* Begin Record excerpts *
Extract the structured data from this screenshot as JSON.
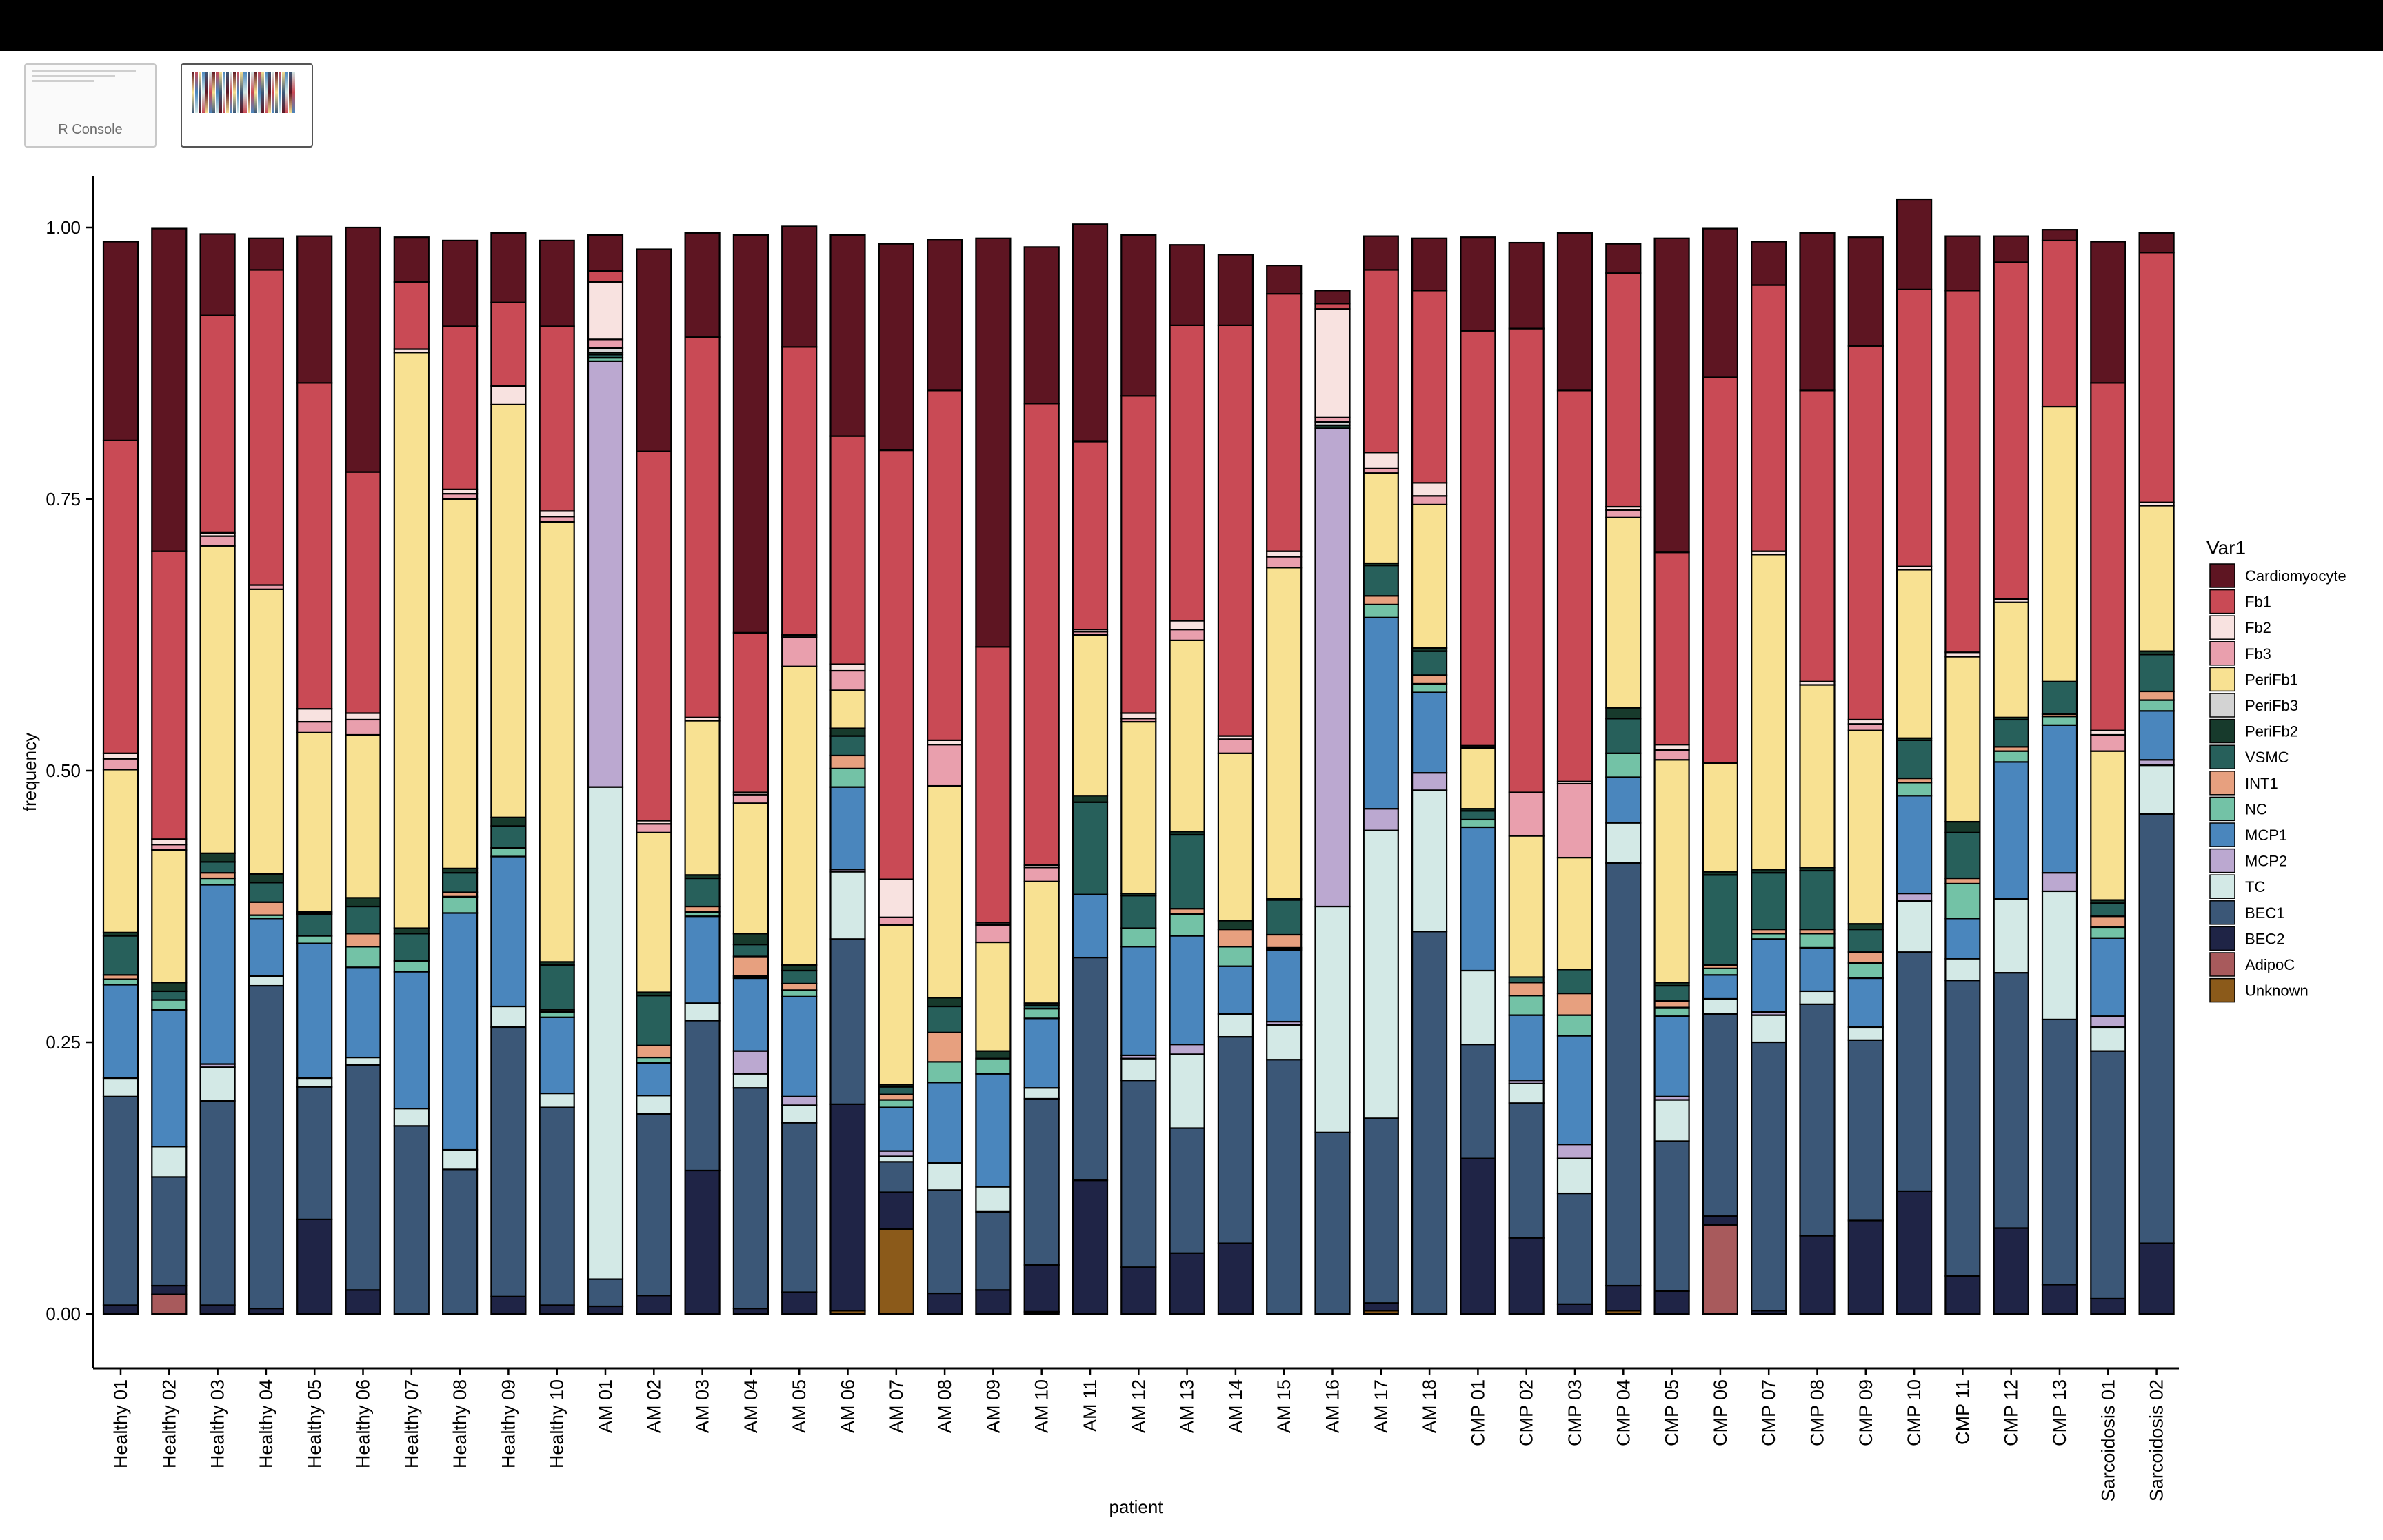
{
  "window": {
    "thumbnails": [
      {
        "label": "R Console"
      },
      {
        "label": ""
      }
    ]
  },
  "colors": {
    "Cardiomyocyte": "#5e1522",
    "Fb1": "#c94a55",
    "Fb2": "#f8e2e0",
    "Fb3": "#e99fad",
    "PeriFb1": "#f8e192",
    "PeriFb2": "#173a2c",
    "PeriFb3": "#d3d3d3",
    "VSMC": "#27605b",
    "INT1": "#e7a07f",
    "NC": "#73c2a6",
    "MCP1": "#4a86bd",
    "MCP2": "#bba8d0",
    "TC": "#d3e9e6",
    "BEC1": "#3b5777",
    "BEC2": "#1f2446",
    "AdipoC": "#a85a5c",
    "Unknown": "#8b5a1a"
  },
  "chart_data": {
    "type": "bar",
    "stacked": true,
    "title": "",
    "xlabel": "patient",
    "ylabel": "frequency",
    "ylim": [
      0,
      1
    ],
    "yticks": [
      "0.00",
      "0.25",
      "0.50",
      "0.75",
      "1.00"
    ],
    "grid": false,
    "legend": {
      "title": "Var1",
      "position": "right"
    },
    "categories": [
      "Healthy 01",
      "Healthy 02",
      "Healthy 03",
      "Healthy 04",
      "Healthy 05",
      "Healthy 06",
      "Healthy 07",
      "Healthy 08",
      "Healthy 09",
      "Healthy 10",
      "AM 01",
      "AM 02",
      "AM 03",
      "AM 04",
      "AM 05",
      "AM 06",
      "AM 07",
      "AM 08",
      "AM 09",
      "AM 10",
      "AM 11",
      "AM 12",
      "AM 13",
      "AM 14",
      "AM 15",
      "AM 16",
      "AM 17",
      "AM 18",
      "CMP 01",
      "CMP 02",
      "CMP 03",
      "CMP 04",
      "CMP 05",
      "CMP 06",
      "CMP 07",
      "CMP 08",
      "CMP 09",
      "CMP 10",
      "CMP 11",
      "CMP 12",
      "CMP 13",
      "Sarcoidosis 01",
      "Sarcoidosis 02"
    ],
    "series": [
      {
        "name": "Unknown",
        "values": [
          0,
          0,
          0,
          0,
          0,
          0,
          0,
          0,
          0,
          0,
          0,
          0,
          0,
          0,
          0,
          0.003,
          0.078,
          0,
          0,
          0.002,
          0,
          0,
          0,
          0,
          0,
          0,
          0.003,
          0,
          0,
          0,
          0,
          0.003,
          0,
          0,
          0,
          0,
          0,
          0,
          0,
          0,
          0,
          0,
          0
        ]
      },
      {
        "name": "AdipoC",
        "values": [
          0,
          0.018,
          0,
          0,
          0,
          0,
          0,
          0,
          0,
          0,
          0,
          0,
          0,
          0,
          0,
          0,
          0,
          0,
          0,
          0,
          0,
          0,
          0,
          0,
          0,
          0,
          0,
          0,
          0,
          0,
          0,
          0,
          0,
          0.082,
          0,
          0,
          0,
          0,
          0,
          0,
          0,
          0,
          0
        ]
      },
      {
        "name": "BEC2",
        "values": [
          0.008,
          0.008,
          0.008,
          0.005,
          0.087,
          0.022,
          0,
          0,
          0.016,
          0.008,
          0.007,
          0.017,
          0.132,
          0.005,
          0.02,
          0.19,
          0.034,
          0.019,
          0.022,
          0.043,
          0.123,
          0.043,
          0.056,
          0.065,
          0,
          0,
          0.007,
          0,
          0.143,
          0.07,
          0.009,
          0.023,
          0.021,
          0.008,
          0.003,
          0.072,
          0.086,
          0.113,
          0.035,
          0.079,
          0.027,
          0.014,
          0.065
        ]
      },
      {
        "name": "BEC1",
        "values": [
          0.192,
          0.1,
          0.188,
          0.297,
          0.122,
          0.207,
          0.173,
          0.133,
          0.248,
          0.182,
          0.025,
          0.167,
          0.138,
          0.203,
          0.156,
          0.152,
          0.028,
          0.095,
          0.072,
          0.153,
          0.205,
          0.172,
          0.115,
          0.19,
          0.234,
          0.167,
          0.17,
          0.352,
          0.105,
          0.124,
          0.102,
          0.389,
          0.138,
          0.186,
          0.247,
          0.213,
          0.166,
          0.22,
          0.272,
          0.235,
          0.244,
          0.228,
          0.395
        ]
      },
      {
        "name": "TC",
        "values": [
          0.017,
          0.028,
          0.031,
          0.009,
          0.008,
          0.007,
          0.016,
          0.018,
          0.019,
          0.013,
          0.453,
          0.017,
          0.016,
          0.013,
          0.016,
          0.062,
          0.005,
          0.025,
          0.023,
          0.01,
          0,
          0.02,
          0.068,
          0.021,
          0.032,
          0.208,
          0.265,
          0.13,
          0.068,
          0.018,
          0.032,
          0.037,
          0.038,
          0.014,
          0.025,
          0.012,
          0.012,
          0.047,
          0.02,
          0.068,
          0.118,
          0.022,
          0.045
        ]
      },
      {
        "name": "MCP2",
        "values": [
          0,
          0,
          0.003,
          0,
          0,
          0,
          0,
          0,
          0,
          0,
          0.392,
          0,
          0,
          0.021,
          0.008,
          0.002,
          0.005,
          0,
          0,
          0,
          0,
          0.003,
          0.009,
          0,
          0.003,
          0.44,
          0.02,
          0.016,
          0,
          0.003,
          0.013,
          0,
          0.003,
          0,
          0.003,
          0,
          0,
          0.007,
          0,
          0,
          0.017,
          0.01,
          0.005
        ]
      },
      {
        "name": "MCP1",
        "values": [
          0.086,
          0.126,
          0.165,
          0.053,
          0.124,
          0.083,
          0.126,
          0.218,
          0.138,
          0.07,
          0,
          0.03,
          0.08,
          0.067,
          0.092,
          0.076,
          0.04,
          0.074,
          0.104,
          0.064,
          0.058,
          0.1,
          0.1,
          0.044,
          0.066,
          0,
          0.176,
          0.074,
          0.132,
          0.06,
          0.1,
          0.042,
          0.074,
          0.022,
          0.067,
          0.04,
          0.045,
          0.09,
          0.037,
          0.126,
          0.136,
          0.072,
          0.045
        ]
      },
      {
        "name": "NC",
        "values": [
          0.005,
          0.009,
          0.006,
          0.003,
          0.007,
          0.019,
          0.01,
          0.015,
          0.008,
          0.005,
          0.003,
          0.005,
          0.004,
          0.002,
          0.006,
          0.017,
          0.007,
          0.019,
          0.014,
          0.009,
          0,
          0.017,
          0.02,
          0.018,
          0.002,
          0,
          0.012,
          0.008,
          0.007,
          0.018,
          0.019,
          0.022,
          0.008,
          0.006,
          0.005,
          0.013,
          0.014,
          0.012,
          0.032,
          0.01,
          0.008,
          0.01,
          0.01
        ]
      },
      {
        "name": "INT1",
        "values": [
          0.004,
          0,
          0.005,
          0.012,
          0,
          0.012,
          0,
          0.004,
          0,
          0.002,
          0,
          0.011,
          0.005,
          0.018,
          0.006,
          0.012,
          0.005,
          0.027,
          0,
          0,
          0,
          0,
          0.005,
          0.016,
          0.012,
          0,
          0.008,
          0.008,
          0,
          0.012,
          0.02,
          0,
          0.006,
          0.003,
          0.004,
          0.004,
          0.01,
          0.004,
          0.005,
          0.004,
          0.002,
          0.01,
          0.008
        ]
      },
      {
        "name": "VSMC",
        "values": [
          0.036,
          0.008,
          0.01,
          0.018,
          0.02,
          0.025,
          0.025,
          0.018,
          0.02,
          0.041,
          0.003,
          0.046,
          0.026,
          0.011,
          0.012,
          0.018,
          0.007,
          0.024,
          0,
          0.003,
          0.085,
          0.03,
          0.068,
          0,
          0.032,
          0,
          0.028,
          0.022,
          0.008,
          0.005,
          0.022,
          0.032,
          0.014,
          0.083,
          0.052,
          0.054,
          0.021,
          0.035,
          0.042,
          0.025,
          0.03,
          0.012,
          0.034
        ]
      },
      {
        "name": "PeriFb2",
        "values": [
          0.003,
          0.008,
          0.008,
          0.008,
          0.002,
          0.008,
          0.005,
          0.004,
          0.008,
          0.003,
          0.002,
          0.003,
          0.003,
          0.01,
          0.005,
          0.007,
          0.002,
          0.008,
          0.007,
          0.002,
          0.006,
          0.002,
          0.003,
          0.008,
          0.001,
          0.003,
          0.002,
          0.003,
          0.002,
          0,
          0,
          0.01,
          0.003,
          0.003,
          0.003,
          0.003,
          0.005,
          0.002,
          0.01,
          0.002,
          0,
          0.003,
          0.003
        ]
      },
      {
        "name": "PeriFb3",
        "values": [
          0,
          0,
          0,
          0,
          0,
          0,
          0,
          0,
          0,
          0,
          0.004,
          0,
          0,
          0,
          0,
          0,
          0,
          0,
          0,
          0,
          0,
          0,
          0,
          0,
          0,
          0.003,
          0,
          0,
          0,
          0,
          0,
          0,
          0,
          0,
          0,
          0,
          0,
          0,
          0,
          0,
          0,
          0,
          0
        ]
      },
      {
        "name": "PeriFb1",
        "values": [
          0.15,
          0.122,
          0.283,
          0.262,
          0.165,
          0.15,
          0.53,
          0.34,
          0.38,
          0.405,
          0,
          0.147,
          0.142,
          0.12,
          0.275,
          0.035,
          0.147,
          0.195,
          0.1,
          0.112,
          0.148,
          0.158,
          0.176,
          0.154,
          0.305,
          0,
          0.083,
          0.132,
          0.056,
          0.13,
          0.103,
          0.175,
          0.205,
          0.1,
          0.29,
          0.168,
          0.178,
          0.155,
          0.152,
          0.106,
          0.253,
          0.137,
          0.134
        ]
      },
      {
        "name": "Fb3",
        "values": [
          0.01,
          0.005,
          0.009,
          0.004,
          0.01,
          0.014,
          0,
          0.005,
          0,
          0.005,
          0.008,
          0.008,
          0,
          0.008,
          0.027,
          0.018,
          0.007,
          0.038,
          0.016,
          0.013,
          0.003,
          0.003,
          0.01,
          0.013,
          0.01,
          0.004,
          0.004,
          0.008,
          0.002,
          0.04,
          0.068,
          0.007,
          0.009,
          0,
          0,
          0,
          0.006,
          0,
          0,
          0,
          0,
          0.015,
          0
        ]
      },
      {
        "name": "Fb2",
        "values": [
          0.005,
          0.005,
          0.003,
          0,
          0.012,
          0.006,
          0.003,
          0.004,
          0.017,
          0.005,
          0.053,
          0.003,
          0.003,
          0.002,
          0.002,
          0.006,
          0.035,
          0.004,
          0.002,
          0.002,
          0.002,
          0.005,
          0.008,
          0.003,
          0.005,
          0.1,
          0.015,
          0.012,
          0,
          0,
          0.002,
          0.003,
          0.005,
          0,
          0.003,
          0.003,
          0.004,
          0.003,
          0.004,
          0.003,
          0,
          0.004,
          0.003
        ]
      },
      {
        "name": "Fb1",
        "values": [
          0.288,
          0.265,
          0.2,
          0.29,
          0.3,
          0.222,
          0.062,
          0.15,
          0.077,
          0.17,
          0.01,
          0.34,
          0.35,
          0.147,
          0.265,
          0.21,
          0.395,
          0.322,
          0.254,
          0.425,
          0.173,
          0.292,
          0.272,
          0.378,
          0.237,
          0.005,
          0.168,
          0.177,
          0.382,
          0.427,
          0.36,
          0.215,
          0.177,
          0.355,
          0.245,
          0.268,
          0.344,
          0.255,
          0.333,
          0.31,
          0.153,
          0.32,
          0.23
        ]
      },
      {
        "name": "Cardiomyocyte",
        "values": [
          0.183,
          0.297,
          0.075,
          0.029,
          0.135,
          0.225,
          0.041,
          0.079,
          0.064,
          0.079,
          0.033,
          0.186,
          0.096,
          0.366,
          0.111,
          0.185,
          0.19,
          0.139,
          0.376,
          0.144,
          0.2,
          0.148,
          0.074,
          0.065,
          0.026,
          0.012,
          0.031,
          0.048,
          0.086,
          0.079,
          0.145,
          0.027,
          0.289,
          0.137,
          0.04,
          0.145,
          0.1,
          0.083,
          0.05,
          0.024,
          0.01,
          0.13,
          0.018
        ]
      }
    ]
  }
}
* End Record excerpts *
Your instructions - From the entries above, pull out each line that includes "Healthy".

Solution for this exercise -
      "Healthy 01",
      "Healthy 02",
      "Healthy 03",
      "Healthy 04",
      "Healthy 05",
      "Healthy 06",
      "Healthy 07",
      "Healthy 08",
      "Healthy 09",
      "Healthy 10",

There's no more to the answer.